── SUPPLIED MATERIAL

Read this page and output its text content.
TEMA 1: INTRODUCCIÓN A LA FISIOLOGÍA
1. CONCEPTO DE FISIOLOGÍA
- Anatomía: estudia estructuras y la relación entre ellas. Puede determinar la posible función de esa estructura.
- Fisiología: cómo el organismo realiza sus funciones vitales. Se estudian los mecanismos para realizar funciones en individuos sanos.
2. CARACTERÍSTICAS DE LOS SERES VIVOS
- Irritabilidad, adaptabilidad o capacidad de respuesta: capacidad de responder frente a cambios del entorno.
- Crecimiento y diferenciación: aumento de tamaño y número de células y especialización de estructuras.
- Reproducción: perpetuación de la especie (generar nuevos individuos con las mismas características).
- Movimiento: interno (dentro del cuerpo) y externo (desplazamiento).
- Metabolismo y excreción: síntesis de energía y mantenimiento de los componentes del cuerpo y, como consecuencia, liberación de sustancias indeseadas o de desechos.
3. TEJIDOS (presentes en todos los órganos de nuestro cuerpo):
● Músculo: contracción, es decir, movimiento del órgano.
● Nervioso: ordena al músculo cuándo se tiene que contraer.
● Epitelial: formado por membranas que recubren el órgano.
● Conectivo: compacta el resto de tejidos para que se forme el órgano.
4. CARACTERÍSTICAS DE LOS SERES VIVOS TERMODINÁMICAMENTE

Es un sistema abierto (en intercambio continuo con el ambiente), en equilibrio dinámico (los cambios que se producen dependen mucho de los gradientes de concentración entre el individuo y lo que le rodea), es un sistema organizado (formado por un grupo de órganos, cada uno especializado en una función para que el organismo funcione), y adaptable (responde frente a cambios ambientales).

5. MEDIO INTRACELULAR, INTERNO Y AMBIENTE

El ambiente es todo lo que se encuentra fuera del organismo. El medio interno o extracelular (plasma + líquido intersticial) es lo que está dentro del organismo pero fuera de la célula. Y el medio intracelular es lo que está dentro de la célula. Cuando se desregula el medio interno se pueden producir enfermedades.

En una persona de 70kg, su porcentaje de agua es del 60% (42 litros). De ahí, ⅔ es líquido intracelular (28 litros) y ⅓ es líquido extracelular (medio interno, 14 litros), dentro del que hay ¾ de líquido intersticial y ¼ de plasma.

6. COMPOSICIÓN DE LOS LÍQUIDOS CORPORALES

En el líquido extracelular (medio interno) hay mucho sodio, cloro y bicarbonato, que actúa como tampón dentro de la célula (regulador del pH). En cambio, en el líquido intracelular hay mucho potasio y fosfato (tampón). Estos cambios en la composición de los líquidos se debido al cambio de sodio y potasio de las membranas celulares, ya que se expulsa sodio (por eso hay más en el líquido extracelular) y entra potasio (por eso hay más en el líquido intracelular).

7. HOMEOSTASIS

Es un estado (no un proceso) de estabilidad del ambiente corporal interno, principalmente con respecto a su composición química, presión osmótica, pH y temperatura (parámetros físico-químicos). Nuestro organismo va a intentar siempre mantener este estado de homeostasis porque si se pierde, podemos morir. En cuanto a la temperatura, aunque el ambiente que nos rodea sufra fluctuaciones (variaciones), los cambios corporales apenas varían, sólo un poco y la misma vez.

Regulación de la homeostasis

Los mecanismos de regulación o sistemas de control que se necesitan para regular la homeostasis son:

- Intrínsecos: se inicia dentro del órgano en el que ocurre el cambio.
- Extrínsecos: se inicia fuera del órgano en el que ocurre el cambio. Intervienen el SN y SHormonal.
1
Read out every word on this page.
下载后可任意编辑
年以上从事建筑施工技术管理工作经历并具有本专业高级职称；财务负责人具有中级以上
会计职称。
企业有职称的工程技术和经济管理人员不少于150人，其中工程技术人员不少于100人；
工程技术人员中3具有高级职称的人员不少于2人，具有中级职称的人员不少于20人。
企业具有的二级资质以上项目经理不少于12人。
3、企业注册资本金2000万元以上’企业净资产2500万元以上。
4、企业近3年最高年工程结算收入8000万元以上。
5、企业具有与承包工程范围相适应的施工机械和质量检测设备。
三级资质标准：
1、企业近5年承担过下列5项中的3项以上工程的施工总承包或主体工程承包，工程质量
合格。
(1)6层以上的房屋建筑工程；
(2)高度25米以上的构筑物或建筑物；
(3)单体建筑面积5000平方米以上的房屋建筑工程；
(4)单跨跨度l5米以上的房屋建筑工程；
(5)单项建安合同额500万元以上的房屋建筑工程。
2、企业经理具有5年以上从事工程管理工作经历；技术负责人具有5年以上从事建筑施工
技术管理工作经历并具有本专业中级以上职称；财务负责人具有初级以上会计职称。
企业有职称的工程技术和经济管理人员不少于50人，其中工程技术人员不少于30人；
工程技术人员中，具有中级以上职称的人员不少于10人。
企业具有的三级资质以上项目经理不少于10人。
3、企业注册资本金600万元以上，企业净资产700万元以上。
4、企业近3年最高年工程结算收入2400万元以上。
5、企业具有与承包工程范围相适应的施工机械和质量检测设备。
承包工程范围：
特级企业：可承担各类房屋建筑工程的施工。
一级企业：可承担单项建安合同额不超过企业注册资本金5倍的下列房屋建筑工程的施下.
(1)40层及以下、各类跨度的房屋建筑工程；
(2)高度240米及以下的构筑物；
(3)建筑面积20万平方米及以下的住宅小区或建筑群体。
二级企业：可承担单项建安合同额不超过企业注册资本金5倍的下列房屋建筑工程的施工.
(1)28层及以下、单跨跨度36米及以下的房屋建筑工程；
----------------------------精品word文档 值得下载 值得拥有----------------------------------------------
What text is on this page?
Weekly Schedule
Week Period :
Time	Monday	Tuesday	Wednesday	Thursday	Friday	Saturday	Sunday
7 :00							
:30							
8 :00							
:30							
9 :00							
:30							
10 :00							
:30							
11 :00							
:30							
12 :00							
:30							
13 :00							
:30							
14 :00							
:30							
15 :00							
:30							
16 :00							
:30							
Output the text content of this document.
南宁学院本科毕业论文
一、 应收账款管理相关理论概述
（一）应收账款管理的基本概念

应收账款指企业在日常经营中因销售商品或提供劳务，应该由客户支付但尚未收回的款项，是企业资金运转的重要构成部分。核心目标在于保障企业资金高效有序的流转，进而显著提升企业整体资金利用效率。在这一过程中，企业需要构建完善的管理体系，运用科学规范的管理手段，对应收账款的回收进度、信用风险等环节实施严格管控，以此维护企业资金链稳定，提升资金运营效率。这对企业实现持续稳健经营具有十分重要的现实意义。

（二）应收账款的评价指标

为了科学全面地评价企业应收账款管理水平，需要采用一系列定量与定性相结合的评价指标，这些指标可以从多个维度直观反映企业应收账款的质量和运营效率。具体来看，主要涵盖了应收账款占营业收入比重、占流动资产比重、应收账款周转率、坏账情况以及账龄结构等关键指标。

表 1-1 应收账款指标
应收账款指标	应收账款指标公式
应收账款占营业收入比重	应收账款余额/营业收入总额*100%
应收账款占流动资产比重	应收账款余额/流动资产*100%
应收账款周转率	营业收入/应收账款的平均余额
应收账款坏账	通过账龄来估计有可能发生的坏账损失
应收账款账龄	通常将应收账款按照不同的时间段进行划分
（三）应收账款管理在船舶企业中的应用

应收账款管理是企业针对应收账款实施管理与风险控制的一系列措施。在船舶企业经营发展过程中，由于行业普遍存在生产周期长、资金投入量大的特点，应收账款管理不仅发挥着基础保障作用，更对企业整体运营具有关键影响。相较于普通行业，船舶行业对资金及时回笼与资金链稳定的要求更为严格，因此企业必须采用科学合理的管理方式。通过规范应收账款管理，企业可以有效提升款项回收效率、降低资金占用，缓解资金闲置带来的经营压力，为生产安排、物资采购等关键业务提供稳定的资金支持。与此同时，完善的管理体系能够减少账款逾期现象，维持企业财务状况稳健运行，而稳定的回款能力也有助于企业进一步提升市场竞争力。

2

────

Gather all lines from the listing above in which "Read" occurs.

● **OUTPUT OF THE EXERCISE**
Read this page and output its text content.
Read out every word on this page.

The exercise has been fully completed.